:: SHORT PROBLEM ::
Check each line of the listing below for the string "English", and give only how many lines hold it.

--

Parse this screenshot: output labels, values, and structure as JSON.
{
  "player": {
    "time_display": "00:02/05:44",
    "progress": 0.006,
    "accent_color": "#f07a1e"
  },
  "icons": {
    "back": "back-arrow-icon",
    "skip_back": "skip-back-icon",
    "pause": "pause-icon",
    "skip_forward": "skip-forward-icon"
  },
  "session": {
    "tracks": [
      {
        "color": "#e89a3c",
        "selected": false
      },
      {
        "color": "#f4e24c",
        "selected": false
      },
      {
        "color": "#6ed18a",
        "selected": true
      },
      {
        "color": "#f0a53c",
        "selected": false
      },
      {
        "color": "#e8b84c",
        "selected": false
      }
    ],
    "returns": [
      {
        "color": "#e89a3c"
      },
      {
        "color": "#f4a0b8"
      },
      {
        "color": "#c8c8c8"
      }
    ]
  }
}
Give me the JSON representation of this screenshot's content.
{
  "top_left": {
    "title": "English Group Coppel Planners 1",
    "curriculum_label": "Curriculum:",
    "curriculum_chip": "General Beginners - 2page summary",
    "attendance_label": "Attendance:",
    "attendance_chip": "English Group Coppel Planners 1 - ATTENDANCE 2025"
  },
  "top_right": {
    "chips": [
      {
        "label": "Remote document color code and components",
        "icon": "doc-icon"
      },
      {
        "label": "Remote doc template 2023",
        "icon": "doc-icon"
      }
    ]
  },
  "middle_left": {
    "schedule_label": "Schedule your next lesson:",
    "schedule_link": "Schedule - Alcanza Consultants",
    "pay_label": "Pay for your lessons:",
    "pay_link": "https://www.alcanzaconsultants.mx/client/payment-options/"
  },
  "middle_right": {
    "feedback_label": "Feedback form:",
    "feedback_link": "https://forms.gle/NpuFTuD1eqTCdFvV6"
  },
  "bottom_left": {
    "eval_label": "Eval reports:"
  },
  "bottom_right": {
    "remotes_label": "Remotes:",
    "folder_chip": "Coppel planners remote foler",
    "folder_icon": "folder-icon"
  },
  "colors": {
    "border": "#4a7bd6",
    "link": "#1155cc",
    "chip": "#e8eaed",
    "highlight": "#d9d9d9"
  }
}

--

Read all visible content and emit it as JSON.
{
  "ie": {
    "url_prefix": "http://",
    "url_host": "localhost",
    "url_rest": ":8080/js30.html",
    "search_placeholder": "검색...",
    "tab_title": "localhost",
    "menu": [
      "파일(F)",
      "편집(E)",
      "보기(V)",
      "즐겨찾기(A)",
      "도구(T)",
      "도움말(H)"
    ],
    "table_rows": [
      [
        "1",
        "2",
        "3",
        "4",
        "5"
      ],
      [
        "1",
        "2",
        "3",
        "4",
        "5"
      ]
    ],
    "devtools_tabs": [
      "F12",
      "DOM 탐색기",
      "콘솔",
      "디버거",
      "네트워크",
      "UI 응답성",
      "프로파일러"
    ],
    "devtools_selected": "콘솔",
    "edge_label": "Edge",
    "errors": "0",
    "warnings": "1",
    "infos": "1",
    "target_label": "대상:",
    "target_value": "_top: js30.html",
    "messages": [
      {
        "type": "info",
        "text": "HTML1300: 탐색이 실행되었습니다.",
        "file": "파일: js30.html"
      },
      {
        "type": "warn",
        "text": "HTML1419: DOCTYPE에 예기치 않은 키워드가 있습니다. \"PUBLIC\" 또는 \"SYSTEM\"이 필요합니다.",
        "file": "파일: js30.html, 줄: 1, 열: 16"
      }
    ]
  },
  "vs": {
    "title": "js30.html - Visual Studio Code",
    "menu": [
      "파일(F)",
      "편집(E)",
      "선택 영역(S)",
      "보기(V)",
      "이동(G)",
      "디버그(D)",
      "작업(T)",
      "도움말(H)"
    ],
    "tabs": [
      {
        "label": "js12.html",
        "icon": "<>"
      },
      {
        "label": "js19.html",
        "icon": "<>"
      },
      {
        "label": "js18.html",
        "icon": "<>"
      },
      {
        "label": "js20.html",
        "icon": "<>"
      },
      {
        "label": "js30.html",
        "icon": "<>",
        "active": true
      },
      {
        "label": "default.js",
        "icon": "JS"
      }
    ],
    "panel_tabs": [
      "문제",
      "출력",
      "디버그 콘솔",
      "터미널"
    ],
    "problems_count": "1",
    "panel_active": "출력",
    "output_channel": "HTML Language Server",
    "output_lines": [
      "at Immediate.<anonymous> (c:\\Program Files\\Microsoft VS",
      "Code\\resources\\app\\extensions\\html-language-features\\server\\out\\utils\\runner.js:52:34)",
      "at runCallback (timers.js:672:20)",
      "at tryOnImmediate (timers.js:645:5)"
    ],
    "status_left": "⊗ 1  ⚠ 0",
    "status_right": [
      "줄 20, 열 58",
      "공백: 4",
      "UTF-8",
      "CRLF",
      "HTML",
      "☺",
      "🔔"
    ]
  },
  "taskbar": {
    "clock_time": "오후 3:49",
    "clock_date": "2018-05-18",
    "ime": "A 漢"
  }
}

--

:: SOLUTION TO THIS TASK ::
2